# [TASK STATEMENT]
Your task is to copy the listing exactly, with the pictures left out.

# [TASK INPUT]
▼

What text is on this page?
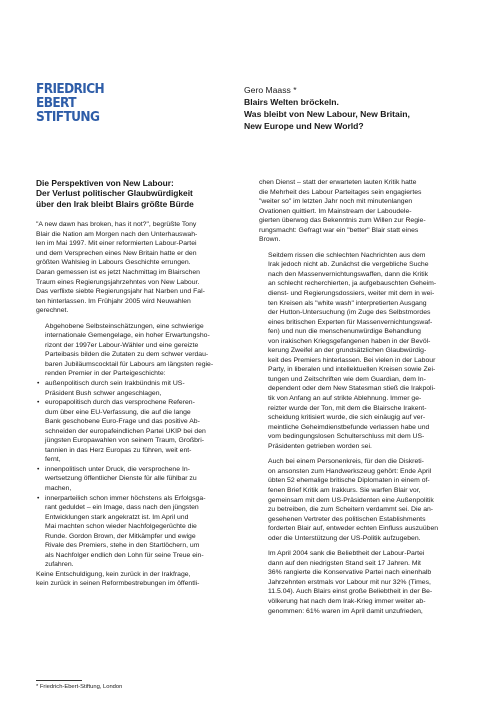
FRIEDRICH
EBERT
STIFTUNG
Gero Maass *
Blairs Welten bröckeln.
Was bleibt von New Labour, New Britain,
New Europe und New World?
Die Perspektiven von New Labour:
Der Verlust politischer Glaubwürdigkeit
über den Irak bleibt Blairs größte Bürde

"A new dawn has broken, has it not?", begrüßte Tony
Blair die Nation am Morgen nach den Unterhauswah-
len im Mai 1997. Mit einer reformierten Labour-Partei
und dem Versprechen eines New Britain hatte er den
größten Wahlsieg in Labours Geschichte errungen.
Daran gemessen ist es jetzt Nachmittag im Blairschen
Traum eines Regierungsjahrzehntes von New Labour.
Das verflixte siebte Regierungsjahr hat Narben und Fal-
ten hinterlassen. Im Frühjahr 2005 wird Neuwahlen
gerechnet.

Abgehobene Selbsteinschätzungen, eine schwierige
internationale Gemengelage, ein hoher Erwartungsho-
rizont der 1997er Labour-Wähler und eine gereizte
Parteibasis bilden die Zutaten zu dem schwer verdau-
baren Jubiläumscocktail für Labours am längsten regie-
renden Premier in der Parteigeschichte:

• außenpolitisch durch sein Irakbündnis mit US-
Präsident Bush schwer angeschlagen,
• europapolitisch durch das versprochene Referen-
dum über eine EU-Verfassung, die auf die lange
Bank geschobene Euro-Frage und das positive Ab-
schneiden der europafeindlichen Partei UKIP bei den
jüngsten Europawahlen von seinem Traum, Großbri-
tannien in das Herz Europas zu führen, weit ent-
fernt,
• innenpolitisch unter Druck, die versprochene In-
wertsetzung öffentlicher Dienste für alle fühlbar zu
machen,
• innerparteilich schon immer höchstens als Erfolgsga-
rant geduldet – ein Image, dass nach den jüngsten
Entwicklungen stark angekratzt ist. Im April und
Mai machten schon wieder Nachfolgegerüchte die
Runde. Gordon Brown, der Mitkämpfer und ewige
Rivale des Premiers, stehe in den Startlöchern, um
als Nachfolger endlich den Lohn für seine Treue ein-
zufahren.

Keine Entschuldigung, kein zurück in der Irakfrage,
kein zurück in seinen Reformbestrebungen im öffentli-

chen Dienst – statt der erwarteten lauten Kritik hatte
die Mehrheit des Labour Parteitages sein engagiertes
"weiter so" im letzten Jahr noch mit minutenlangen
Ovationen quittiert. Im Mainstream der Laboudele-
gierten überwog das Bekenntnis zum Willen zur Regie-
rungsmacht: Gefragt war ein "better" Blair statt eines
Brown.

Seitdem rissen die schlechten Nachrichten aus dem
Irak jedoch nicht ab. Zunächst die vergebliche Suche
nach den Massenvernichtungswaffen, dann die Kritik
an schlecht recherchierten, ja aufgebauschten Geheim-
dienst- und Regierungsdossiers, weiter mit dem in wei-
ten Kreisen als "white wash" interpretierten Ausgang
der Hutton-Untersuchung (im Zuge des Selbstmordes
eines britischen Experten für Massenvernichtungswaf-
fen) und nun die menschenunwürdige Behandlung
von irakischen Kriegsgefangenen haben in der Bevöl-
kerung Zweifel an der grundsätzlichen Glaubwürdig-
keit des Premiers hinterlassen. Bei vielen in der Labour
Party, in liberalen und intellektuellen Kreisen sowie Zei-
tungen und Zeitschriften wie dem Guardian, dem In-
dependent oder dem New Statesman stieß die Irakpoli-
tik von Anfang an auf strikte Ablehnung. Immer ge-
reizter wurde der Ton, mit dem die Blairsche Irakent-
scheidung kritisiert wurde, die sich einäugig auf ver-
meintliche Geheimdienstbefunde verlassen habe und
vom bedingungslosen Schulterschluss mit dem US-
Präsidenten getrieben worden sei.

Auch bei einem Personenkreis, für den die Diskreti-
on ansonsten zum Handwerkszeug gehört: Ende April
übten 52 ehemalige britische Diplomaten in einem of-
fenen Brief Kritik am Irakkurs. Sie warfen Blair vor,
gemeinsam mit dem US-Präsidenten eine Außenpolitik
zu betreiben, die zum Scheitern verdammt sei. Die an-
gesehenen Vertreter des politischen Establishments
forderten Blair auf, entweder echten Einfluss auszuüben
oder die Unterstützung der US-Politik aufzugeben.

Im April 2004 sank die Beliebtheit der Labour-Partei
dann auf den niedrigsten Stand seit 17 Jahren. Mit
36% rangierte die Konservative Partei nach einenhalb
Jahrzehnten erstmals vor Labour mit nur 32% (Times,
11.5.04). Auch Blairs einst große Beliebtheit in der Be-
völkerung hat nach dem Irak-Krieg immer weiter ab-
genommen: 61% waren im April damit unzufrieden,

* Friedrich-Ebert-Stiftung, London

▲

# [RESPONSE FOR THIS EXERCISE]
What text is on this page?
FRIEDRICH
EBERT
STIFTUNG
Gero Maass *
Blairs Welten bröckeln.
Was bleibt von New Labour, New Britain,
New Europe und New World?
Die Perspektiven von New Labour:
Der Verlust politischer Glaubwürdigkeit
über den Irak bleibt Blairs größte Bürde

"A new dawn has broken, has it not?", begrüßte Tony
Blair die Nation am Morgen nach den Unterhauswah-
len im Mai 1997. Mit einer reformierten Labour-Partei
und dem Versprechen eines New Britain hatte er den
größten Wahlsieg in Labours Geschichte errungen.
Daran gemessen ist es jetzt Nachmittag im Blairschen
Traum eines Regierungsjahrzehntes von New Labour.
Das verflixte siebte Regierungsjahr hat Narben und Fal-
ten hinterlassen. Im Frühjahr 2005 wird Neuwahlen
gerechnet.

Abgehobene Selbsteinschätzungen, eine schwierige
internationale Gemengelage, ein hoher Erwartungsho-
rizont der 1997er Labour-Wähler und eine gereizte
Parteibasis bilden die Zutaten zu dem schwer verdau-
baren Jubiläumscocktail für Labours am längsten regie-
renden Premier in der Parteigeschichte:

• außenpolitisch durch sein Irakbündnis mit US-
Präsident Bush schwer angeschlagen,
• europapolitisch durch das versprochene Referen-
dum über eine EU-Verfassung, die auf die lange
Bank geschobene Euro-Frage und das positive Ab-
schneiden der europafeindlichen Partei UKIP bei den
jüngsten Europawahlen von seinem Traum, Großbri-
tannien in das Herz Europas zu führen, weit ent-
fernt,
• innenpolitisch unter Druck, die versprochene In-
wertsetzung öffentlicher Dienste für alle fühlbar zu
machen,
• innerparteilich schon immer höchstens als Erfolgsga-
rant geduldet – ein Image, dass nach den jüngsten
Entwicklungen stark angekratzt ist. Im April und
Mai machten schon wieder Nachfolgegerüchte die
Runde. Gordon Brown, der Mitkämpfer und ewige
Rivale des Premiers, stehe in den Startlöchern, um
als Nachfolger endlich den Lohn für seine Treue ein-
zufahren.

Keine Entschuldigung, kein zurück in der Irakfrage,
kein zurück in seinen Reformbestrebungen im öffentli-

chen Dienst – statt der erwarteten lauten Kritik hatte
die Mehrheit des Labour Parteitages sein engagiertes
"weiter so" im letzten Jahr noch mit minutenlangen
Ovationen quittiert. Im Mainstream der Laboudele-
gierten überwog das Bekenntnis zum Willen zur Regie-
rungsmacht: Gefragt war ein "better" Blair statt eines
Brown.

Seitdem rissen die schlechten Nachrichten aus dem
Irak jedoch nicht ab. Zunächst die vergebliche Suche
nach den Massenvernichtungswaffen, dann die Kritik
an schlecht recherchierten, ja aufgebauschten Geheim-
dienst- und Regierungsdossiers, weiter mit dem in wei-
ten Kreisen als "white wash" interpretierten Ausgang
der Hutton-Untersuchung (im Zuge des Selbstmordes
eines britischen Experten für Massenvernichtungswaf-
fen) und nun die menschenunwürdige Behandlung
von irakischen Kriegsgefangenen haben in der Bevöl-
kerung Zweifel an der grundsätzlichen Glaubwürdig-
keit des Premiers hinterlassen. Bei vielen in der Labour
Party, in liberalen und intellektuellen Kreisen sowie Zei-
tungen und Zeitschriften wie dem Guardian, dem In-
dependent oder dem New Statesman stieß die Irakpoli-
tik von Anfang an auf strikte Ablehnung. Immer ge-
reizter wurde der Ton, mit dem die Blairsche Irakent-
scheidung kritisiert wurde, die sich einäugig auf ver-
meintliche Geheimdienstbefunde verlassen habe und
vom bedingungslosen Schulterschluss mit dem US-
Präsidenten getrieben worden sei.

Auch bei einem Personenkreis, für den die Diskreti-
on ansonsten zum Handwerkszeug gehört: Ende April
übten 52 ehemalige britische Diplomaten in einem of-
fenen Brief Kritik am Irakkurs. Sie warfen Blair vor,
gemeinsam mit dem US-Präsidenten eine Außenpolitik
zu betreiben, die zum Scheitern verdammt sei. Die an-
gesehenen Vertreter des politischen Establishments
forderten Blair auf, entweder echten Einfluss auszuüben
oder die Unterstützung der US-Politik aufzugeben.

Im April 2004 sank die Beliebtheit der Labour-Partei
dann auf den niedrigsten Stand seit 17 Jahren. Mit
36% rangierte die Konservative Partei nach einenhalb
Jahrzehnten erstmals vor Labour mit nur 32% (Times,
11.5.04). Auch Blairs einst große Beliebtheit in der Be-
völkerung hat nach dem Irak-Krieg immer weiter ab-
genommen: 61% waren im April damit unzufrieden,

* Friedrich-Ebert-Stiftung, London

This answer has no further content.